---- Source data

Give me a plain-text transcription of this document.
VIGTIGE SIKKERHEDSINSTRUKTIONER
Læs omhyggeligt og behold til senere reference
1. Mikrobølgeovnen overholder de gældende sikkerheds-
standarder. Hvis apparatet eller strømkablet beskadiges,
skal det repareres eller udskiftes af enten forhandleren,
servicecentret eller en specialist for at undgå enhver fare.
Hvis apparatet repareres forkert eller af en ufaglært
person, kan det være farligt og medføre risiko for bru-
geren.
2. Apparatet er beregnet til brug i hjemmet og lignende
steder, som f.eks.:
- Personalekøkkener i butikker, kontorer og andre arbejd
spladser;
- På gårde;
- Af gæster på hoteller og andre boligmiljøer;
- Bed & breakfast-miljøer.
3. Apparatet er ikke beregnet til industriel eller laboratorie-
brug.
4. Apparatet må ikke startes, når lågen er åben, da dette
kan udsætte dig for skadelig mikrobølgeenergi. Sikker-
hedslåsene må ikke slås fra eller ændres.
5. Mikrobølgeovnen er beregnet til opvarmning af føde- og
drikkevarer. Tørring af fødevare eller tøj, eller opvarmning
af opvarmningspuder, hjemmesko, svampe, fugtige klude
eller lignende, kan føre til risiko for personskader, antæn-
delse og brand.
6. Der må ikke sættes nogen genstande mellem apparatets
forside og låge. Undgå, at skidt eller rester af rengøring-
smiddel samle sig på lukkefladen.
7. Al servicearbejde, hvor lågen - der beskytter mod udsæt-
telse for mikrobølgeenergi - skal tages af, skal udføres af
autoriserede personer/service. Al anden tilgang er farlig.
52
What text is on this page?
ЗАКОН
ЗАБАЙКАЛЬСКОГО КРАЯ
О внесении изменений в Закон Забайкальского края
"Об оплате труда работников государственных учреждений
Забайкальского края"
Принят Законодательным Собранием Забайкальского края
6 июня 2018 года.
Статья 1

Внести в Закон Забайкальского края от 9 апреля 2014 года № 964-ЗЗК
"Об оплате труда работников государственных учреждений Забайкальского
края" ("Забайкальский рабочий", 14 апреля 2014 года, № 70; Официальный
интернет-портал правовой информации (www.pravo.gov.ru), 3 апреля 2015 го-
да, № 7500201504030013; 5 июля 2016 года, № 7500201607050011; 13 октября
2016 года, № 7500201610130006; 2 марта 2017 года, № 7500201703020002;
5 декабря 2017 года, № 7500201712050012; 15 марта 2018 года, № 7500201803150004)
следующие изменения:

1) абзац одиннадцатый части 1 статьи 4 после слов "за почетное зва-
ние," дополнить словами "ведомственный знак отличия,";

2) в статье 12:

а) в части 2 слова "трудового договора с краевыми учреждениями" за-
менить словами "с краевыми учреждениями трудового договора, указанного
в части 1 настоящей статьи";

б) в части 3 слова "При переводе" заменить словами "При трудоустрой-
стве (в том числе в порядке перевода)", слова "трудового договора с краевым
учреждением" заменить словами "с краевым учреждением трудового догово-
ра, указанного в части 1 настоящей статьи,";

--------

**Work to do**
Extract the full set of entries word for word.

**Correct response**
Give me a plain-text transcription of this document.
VIGTIGE SIKKERHEDSINSTRUKTIONER
Læs omhyggeligt og behold til senere reference
1. Mikrobølgeovnen overholder de gældende sikkerheds-
standarder. Hvis apparatet eller strømkablet beskadiges,
skal det repareres eller udskiftes af enten forhandleren,
servicecentret eller en specialist for at undgå enhver fare.
Hvis apparatet repareres forkert eller af en ufaglært
person, kan det være farligt og medføre risiko for bru-
geren.
2. Apparatet er beregnet til brug i hjemmet og lignende
steder, som f.eks.:
- Personalekøkkener i butikker, kontorer og andre arbejd
spladser;
- På gårde;
- Af gæster på hoteller og andre boligmiljøer;
- Bed & breakfast-miljøer.
3. Apparatet er ikke beregnet til industriel eller laboratorie-
brug.
4. Apparatet må ikke startes, når lågen er åben, da dette
kan udsætte dig for skadelig mikrobølgeenergi. Sikker-
hedslåsene må ikke slås fra eller ændres.
5. Mikrobølgeovnen er beregnet til opvarmning af føde- og
drikkevarer. Tørring af fødevare eller tøj, eller opvarmning
af opvarmningspuder, hjemmesko, svampe, fugtige klude
eller lignende, kan føre til risiko for personskader, antæn-
delse og brand.
6. Der må ikke sættes nogen genstande mellem apparatets
forside og låge. Undgå, at skidt eller rester af rengøring-
smiddel samle sig på lukkefladen.
7. Al servicearbejde, hvor lågen - der beskytter mod udsæt-
telse for mikrobølgeenergi - skal tages af, skal udføres af
autoriserede personer/service. Al anden tilgang er farlig.
52
What text is on this page?
ЗАКОН
ЗАБАЙКАЛЬСКОГО КРАЯ
О внесении изменений в Закон Забайкальского края
"Об оплате труда работников государственных учреждений
Забайкальского края"
Принят Законодательным Собранием Забайкальского края
6 июня 2018 года.
Статья 1

Внести в Закон Забайкальского края от 9 апреля 2014 года № 964-ЗЗК
"Об оплате труда работников государственных учреждений Забайкальского
края" ("Забайкальский рабочий", 14 апреля 2014 года, № 70; Официальный
интернет-портал правовой информации (www.pravo.gov.ru), 3 апреля 2015 го-
да, № 7500201504030013; 5 июля 2016 года, № 7500201607050011; 13 октября
2016 года, № 7500201610130006; 2 марта 2017 года, № 7500201703020002;
5 декабря 2017 года, № 7500201712050012; 15 марта 2018 года, № 7500201803150004)
следующие изменения:

1) абзац одиннадцатый части 1 статьи 4 после слов "за почетное зва-
ние," дополнить словами "ведомственный знак отличия,";

2) в статье 12:

а) в части 2 слова "трудового договора с краевыми учреждениями" за-
менить словами "с краевыми учреждениями трудового договора, указанного
в части 1 настоящей статьи";

б) в части 3 слова "При переводе" заменить словами "При трудоустрой-
стве (в том числе в порядке перевода)", слова "трудового договора с краевым
учреждением" заменить словами "с краевым учреждением трудового догово-
ра, указанного в части 1 настоящей статьи,";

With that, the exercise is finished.